┏━━

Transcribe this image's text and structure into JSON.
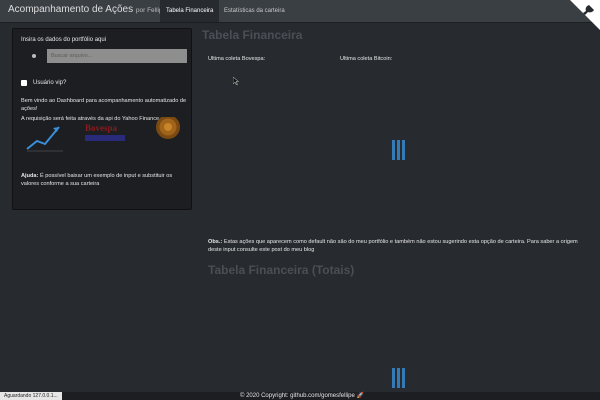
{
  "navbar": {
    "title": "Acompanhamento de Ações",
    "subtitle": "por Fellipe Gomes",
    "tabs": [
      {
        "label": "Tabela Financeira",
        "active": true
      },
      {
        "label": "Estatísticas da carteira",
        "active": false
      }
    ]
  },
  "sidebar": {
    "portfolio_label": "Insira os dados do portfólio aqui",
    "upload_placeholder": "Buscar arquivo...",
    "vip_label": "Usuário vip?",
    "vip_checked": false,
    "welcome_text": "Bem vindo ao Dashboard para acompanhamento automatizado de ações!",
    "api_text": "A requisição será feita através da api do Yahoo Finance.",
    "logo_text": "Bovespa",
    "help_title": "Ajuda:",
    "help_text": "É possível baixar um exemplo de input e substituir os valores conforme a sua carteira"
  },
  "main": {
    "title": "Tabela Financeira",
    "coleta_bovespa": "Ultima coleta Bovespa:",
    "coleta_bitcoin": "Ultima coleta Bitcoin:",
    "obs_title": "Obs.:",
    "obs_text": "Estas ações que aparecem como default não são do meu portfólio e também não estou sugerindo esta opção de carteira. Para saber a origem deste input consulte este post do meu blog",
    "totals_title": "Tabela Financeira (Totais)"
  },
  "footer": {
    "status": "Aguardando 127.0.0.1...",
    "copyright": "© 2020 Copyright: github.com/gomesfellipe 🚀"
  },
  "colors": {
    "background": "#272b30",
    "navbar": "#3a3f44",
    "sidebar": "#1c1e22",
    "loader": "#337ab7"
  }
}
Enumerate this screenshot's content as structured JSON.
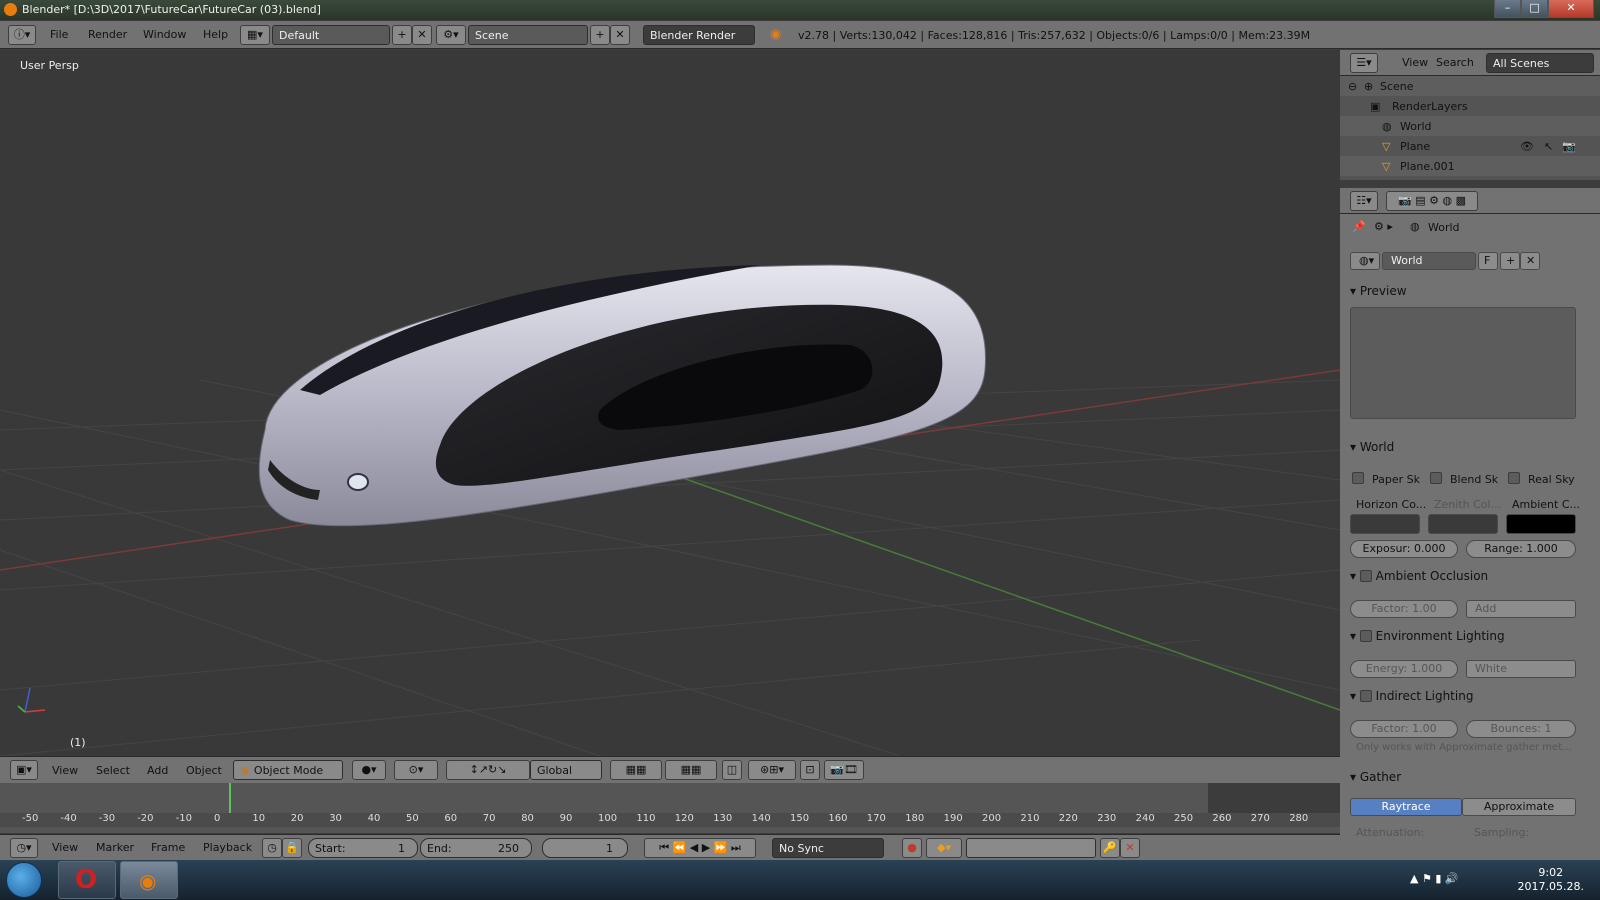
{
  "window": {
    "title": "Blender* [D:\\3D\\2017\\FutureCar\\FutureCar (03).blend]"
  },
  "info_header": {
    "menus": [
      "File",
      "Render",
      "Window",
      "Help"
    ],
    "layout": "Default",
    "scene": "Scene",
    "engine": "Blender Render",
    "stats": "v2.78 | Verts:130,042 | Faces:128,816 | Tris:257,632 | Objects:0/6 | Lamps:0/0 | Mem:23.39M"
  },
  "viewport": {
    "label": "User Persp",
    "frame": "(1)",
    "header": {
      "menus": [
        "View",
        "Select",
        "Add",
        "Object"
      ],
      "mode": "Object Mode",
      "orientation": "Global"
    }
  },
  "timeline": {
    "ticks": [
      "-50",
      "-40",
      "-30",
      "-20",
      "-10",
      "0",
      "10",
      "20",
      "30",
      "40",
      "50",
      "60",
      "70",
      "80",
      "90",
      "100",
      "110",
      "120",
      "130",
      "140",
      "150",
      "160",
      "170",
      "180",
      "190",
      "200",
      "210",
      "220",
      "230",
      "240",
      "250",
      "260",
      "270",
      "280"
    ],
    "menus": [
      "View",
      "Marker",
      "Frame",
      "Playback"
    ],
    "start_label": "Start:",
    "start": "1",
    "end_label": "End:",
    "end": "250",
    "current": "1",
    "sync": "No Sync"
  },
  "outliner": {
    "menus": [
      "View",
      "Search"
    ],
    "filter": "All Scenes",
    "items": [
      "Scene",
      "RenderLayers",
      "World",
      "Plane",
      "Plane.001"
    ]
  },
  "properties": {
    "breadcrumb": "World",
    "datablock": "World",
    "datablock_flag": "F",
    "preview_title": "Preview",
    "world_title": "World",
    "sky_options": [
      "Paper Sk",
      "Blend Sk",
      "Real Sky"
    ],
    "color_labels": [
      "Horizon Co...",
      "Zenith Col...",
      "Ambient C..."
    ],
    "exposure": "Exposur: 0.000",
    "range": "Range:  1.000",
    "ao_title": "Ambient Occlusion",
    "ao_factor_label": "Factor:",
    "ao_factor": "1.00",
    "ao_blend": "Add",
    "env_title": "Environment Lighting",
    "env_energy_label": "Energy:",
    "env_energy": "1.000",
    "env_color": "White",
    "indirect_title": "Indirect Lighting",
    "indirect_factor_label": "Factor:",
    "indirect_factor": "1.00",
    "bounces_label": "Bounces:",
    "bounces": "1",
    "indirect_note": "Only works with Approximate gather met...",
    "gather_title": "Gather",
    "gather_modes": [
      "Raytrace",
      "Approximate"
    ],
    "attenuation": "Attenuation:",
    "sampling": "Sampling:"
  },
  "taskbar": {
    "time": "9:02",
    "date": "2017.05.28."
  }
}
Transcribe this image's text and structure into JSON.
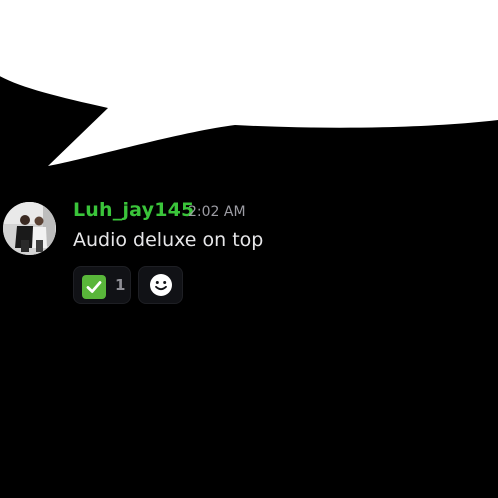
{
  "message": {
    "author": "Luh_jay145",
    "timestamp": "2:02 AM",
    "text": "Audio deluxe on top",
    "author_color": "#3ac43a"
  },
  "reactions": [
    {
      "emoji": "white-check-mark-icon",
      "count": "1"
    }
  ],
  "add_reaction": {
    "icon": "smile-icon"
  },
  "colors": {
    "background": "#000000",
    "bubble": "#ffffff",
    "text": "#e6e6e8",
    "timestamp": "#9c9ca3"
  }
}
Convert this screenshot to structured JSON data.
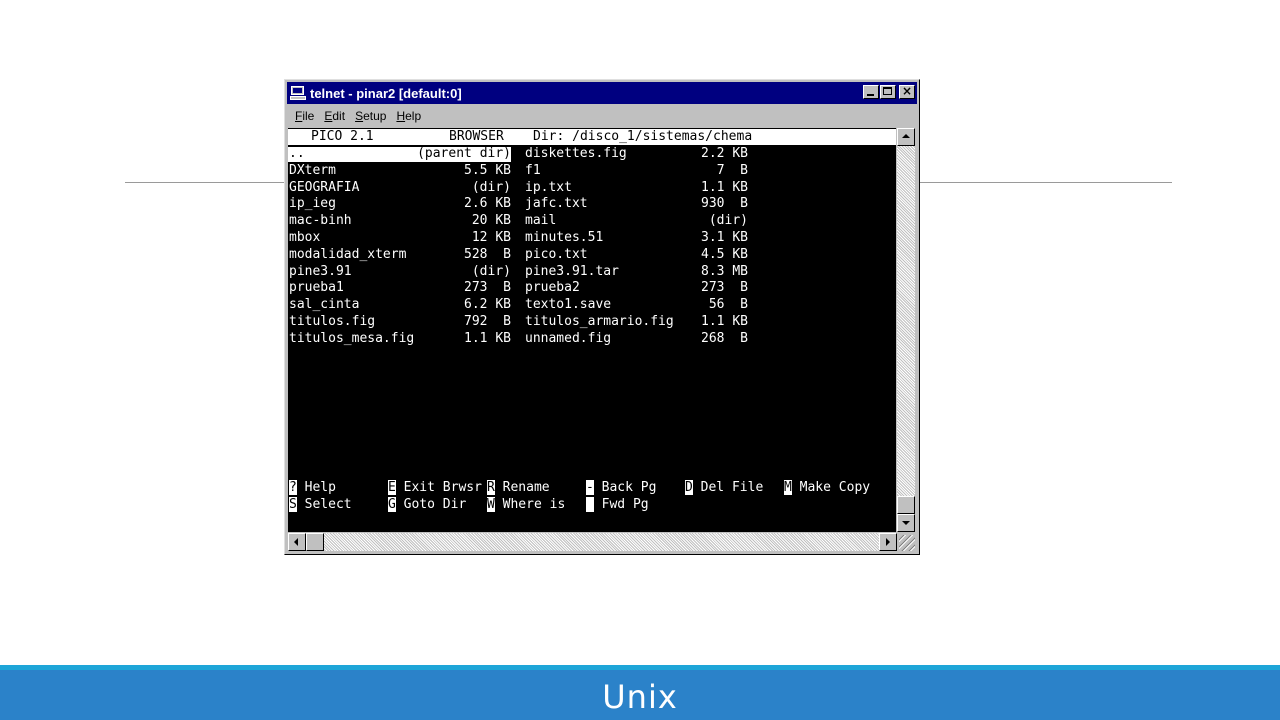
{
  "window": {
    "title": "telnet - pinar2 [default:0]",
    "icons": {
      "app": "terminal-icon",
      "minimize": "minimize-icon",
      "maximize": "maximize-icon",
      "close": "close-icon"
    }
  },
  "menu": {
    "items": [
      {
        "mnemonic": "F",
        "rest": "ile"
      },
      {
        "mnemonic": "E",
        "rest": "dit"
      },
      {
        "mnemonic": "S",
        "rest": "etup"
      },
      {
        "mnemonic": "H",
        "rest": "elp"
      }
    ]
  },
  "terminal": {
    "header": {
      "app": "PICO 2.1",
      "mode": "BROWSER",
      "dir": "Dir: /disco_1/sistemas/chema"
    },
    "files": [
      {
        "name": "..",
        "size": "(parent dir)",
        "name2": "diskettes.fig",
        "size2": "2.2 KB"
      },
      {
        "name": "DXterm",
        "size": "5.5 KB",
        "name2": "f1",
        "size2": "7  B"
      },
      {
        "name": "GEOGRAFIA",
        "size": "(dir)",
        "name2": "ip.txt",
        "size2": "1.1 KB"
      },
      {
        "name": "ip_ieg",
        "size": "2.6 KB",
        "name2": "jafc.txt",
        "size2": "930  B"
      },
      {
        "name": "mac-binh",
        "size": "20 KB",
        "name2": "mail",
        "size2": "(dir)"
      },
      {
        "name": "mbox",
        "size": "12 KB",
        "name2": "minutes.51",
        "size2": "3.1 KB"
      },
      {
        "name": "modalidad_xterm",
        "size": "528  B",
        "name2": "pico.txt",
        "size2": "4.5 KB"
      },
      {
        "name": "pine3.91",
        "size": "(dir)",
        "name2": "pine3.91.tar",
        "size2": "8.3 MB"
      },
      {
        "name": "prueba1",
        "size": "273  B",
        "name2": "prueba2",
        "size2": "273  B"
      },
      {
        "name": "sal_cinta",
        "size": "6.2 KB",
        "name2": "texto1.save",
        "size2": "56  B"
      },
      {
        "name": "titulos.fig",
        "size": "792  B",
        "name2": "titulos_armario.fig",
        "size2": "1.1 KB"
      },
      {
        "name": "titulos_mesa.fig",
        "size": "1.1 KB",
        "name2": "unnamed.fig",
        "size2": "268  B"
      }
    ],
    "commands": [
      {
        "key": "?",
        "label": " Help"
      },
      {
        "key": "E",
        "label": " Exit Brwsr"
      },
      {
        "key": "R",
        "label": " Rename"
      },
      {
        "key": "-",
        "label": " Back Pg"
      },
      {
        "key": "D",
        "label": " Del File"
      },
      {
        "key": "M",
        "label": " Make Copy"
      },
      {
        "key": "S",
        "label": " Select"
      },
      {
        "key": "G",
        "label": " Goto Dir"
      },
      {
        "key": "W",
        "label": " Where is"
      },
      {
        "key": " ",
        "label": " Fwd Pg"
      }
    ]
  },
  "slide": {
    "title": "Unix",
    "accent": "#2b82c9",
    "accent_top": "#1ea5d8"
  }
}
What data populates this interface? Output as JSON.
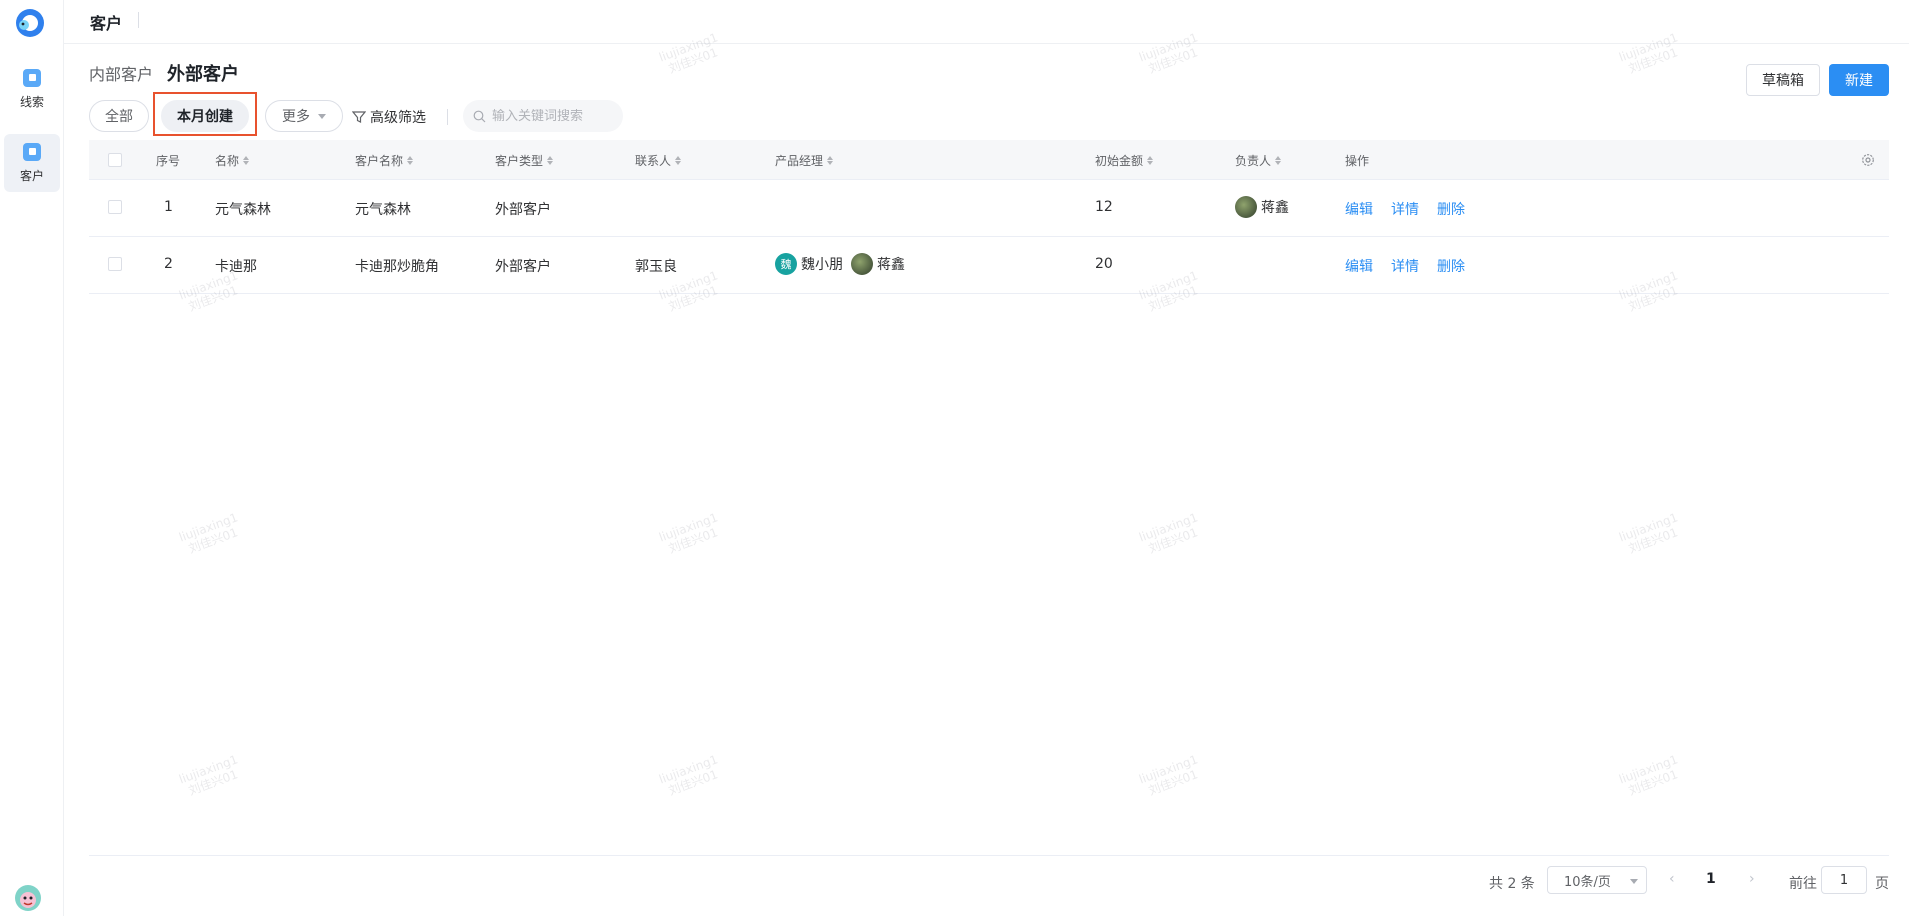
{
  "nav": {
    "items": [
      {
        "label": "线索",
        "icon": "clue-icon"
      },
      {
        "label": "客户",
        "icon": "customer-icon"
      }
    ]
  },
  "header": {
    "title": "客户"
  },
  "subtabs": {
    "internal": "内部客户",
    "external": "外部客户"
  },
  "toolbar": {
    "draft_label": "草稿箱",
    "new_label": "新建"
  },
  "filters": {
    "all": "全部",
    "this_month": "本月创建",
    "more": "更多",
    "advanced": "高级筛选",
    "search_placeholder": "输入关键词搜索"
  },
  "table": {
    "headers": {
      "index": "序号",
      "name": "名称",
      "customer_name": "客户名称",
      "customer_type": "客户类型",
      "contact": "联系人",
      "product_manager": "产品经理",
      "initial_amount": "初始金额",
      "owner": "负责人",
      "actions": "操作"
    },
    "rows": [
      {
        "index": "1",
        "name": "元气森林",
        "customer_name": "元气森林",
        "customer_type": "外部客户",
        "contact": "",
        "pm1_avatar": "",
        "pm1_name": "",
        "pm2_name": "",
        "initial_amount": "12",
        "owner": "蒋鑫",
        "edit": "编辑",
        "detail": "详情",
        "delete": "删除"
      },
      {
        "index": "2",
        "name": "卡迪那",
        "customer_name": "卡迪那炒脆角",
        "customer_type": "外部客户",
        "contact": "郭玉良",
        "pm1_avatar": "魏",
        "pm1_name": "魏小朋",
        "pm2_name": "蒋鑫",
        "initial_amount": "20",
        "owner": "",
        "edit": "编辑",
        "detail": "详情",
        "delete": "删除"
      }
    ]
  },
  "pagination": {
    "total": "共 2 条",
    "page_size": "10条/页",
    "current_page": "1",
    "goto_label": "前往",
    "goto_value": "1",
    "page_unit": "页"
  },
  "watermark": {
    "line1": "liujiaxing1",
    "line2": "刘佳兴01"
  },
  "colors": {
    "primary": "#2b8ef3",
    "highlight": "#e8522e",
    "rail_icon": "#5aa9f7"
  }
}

┗━━

# GOAL OF THE EXERCISE
From the entries above, return each line with the word "JSON" in it.

# EXERCISE ANSWER
Transcribe this image's text and structure into JSON.
Enumerate this screenshot's content as structured JSON.
Transcribe this image's text and structure into JSON.
Convert this screenshot to structured JSON data.
What data populates this interface? Output as JSON.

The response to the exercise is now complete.